▶ [OBJECTIVE]: Every line of the records must be repeated exactly; pictures stay out.

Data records
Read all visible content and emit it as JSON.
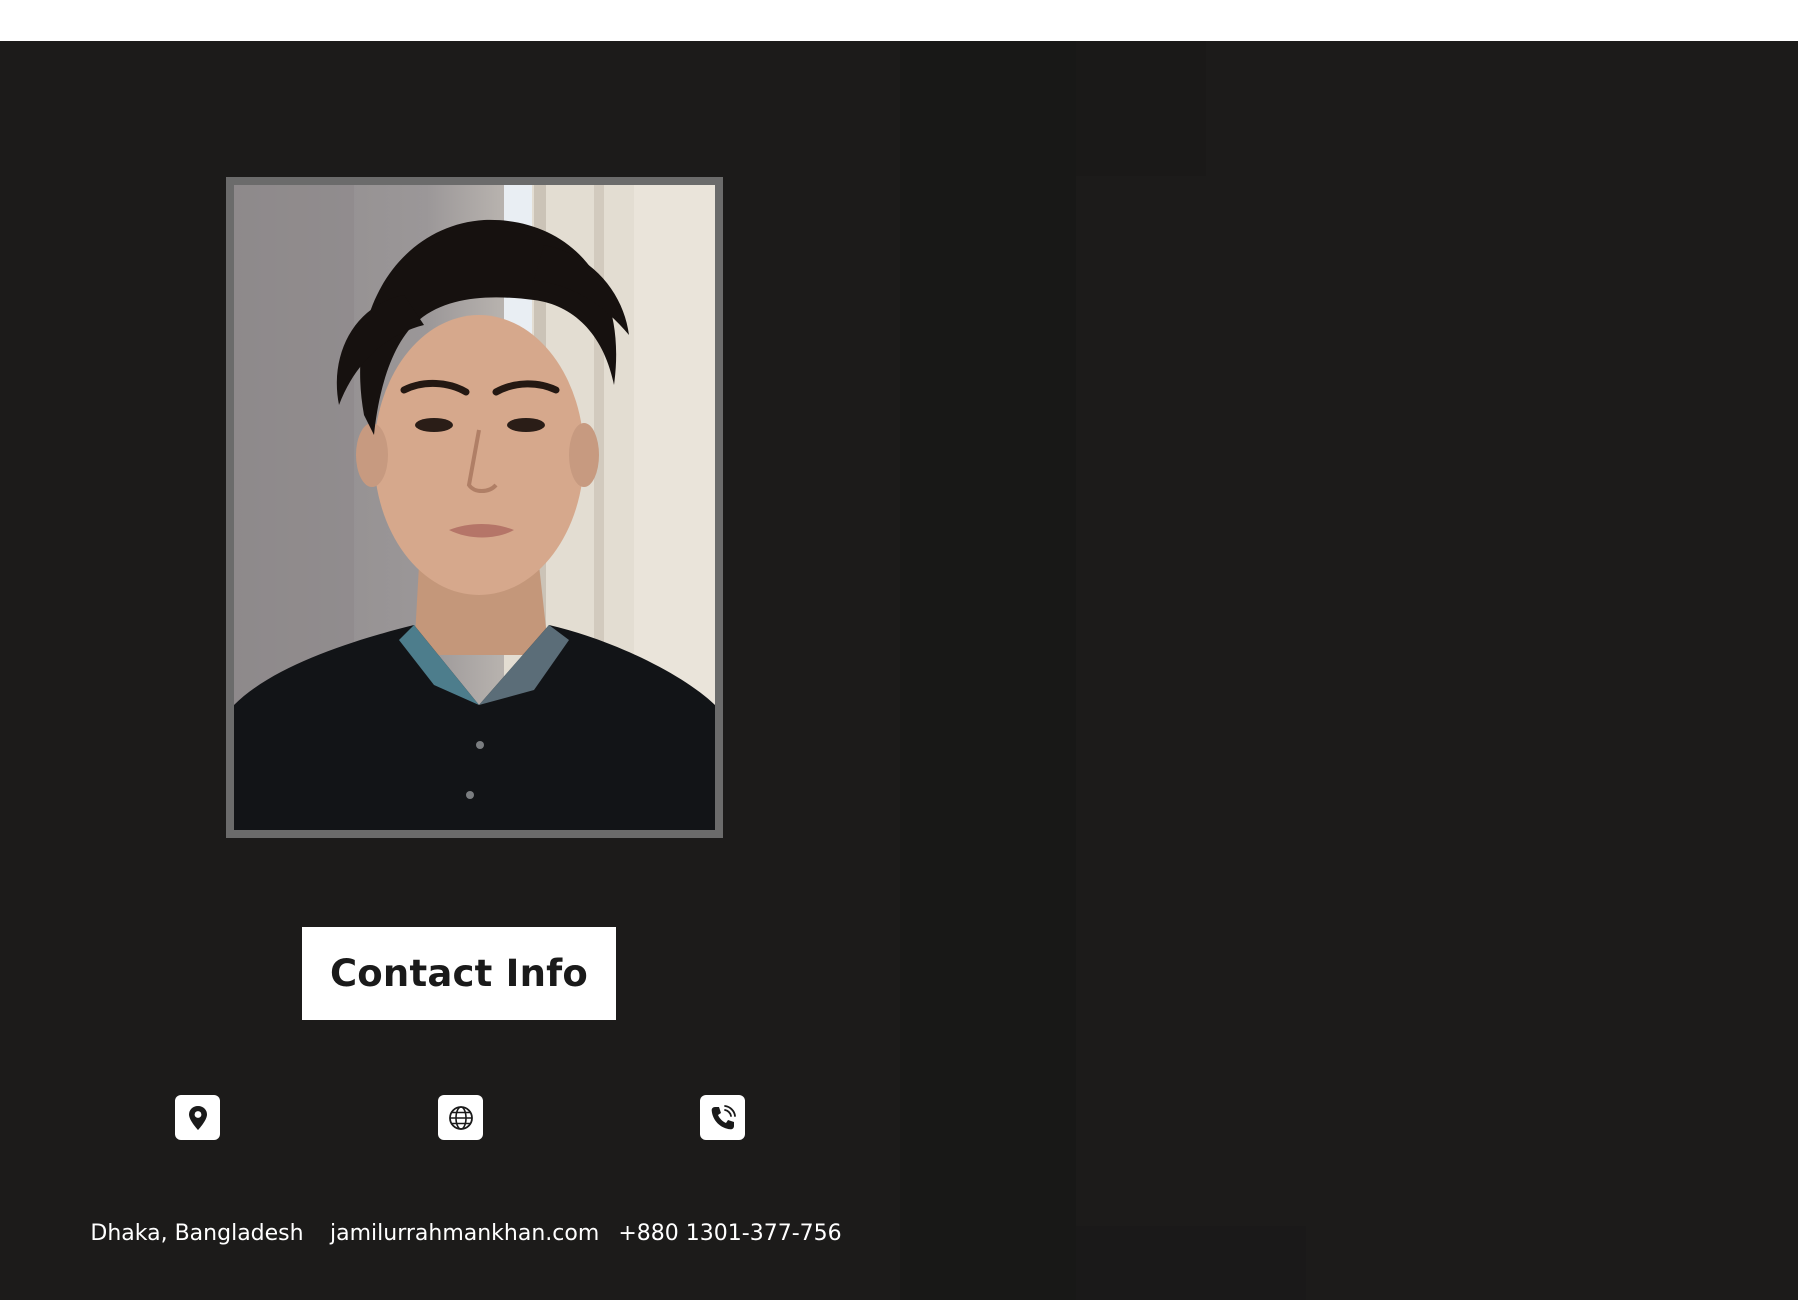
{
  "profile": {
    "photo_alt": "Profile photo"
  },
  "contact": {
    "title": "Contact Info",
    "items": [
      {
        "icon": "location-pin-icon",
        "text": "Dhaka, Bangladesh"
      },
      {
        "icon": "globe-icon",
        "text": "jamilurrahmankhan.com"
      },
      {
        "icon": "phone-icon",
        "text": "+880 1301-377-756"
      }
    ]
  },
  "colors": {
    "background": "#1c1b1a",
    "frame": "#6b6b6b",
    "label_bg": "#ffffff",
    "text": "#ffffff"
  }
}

▶ [WRITTEN ANSWER]:
Read all visible content and emit it as JSON.
{
  "profile": {
    "photo_alt": "Profile photo"
  },
  "contact": {
    "title": "Contact Info",
    "items": [
      {
        "icon": "location-pin-icon",
        "text": "Dhaka, Bangladesh"
      },
      {
        "icon": "globe-icon",
        "text": "jamilurrahmankhan.com"
      },
      {
        "icon": "phone-icon",
        "text": "+880 1301-377-756"
      }
    ]
  },
  "colors": {
    "background": "#1c1b1a",
    "frame": "#6b6b6b",
    "label_bg": "#ffffff",
    "text": "#ffffff"
  }
}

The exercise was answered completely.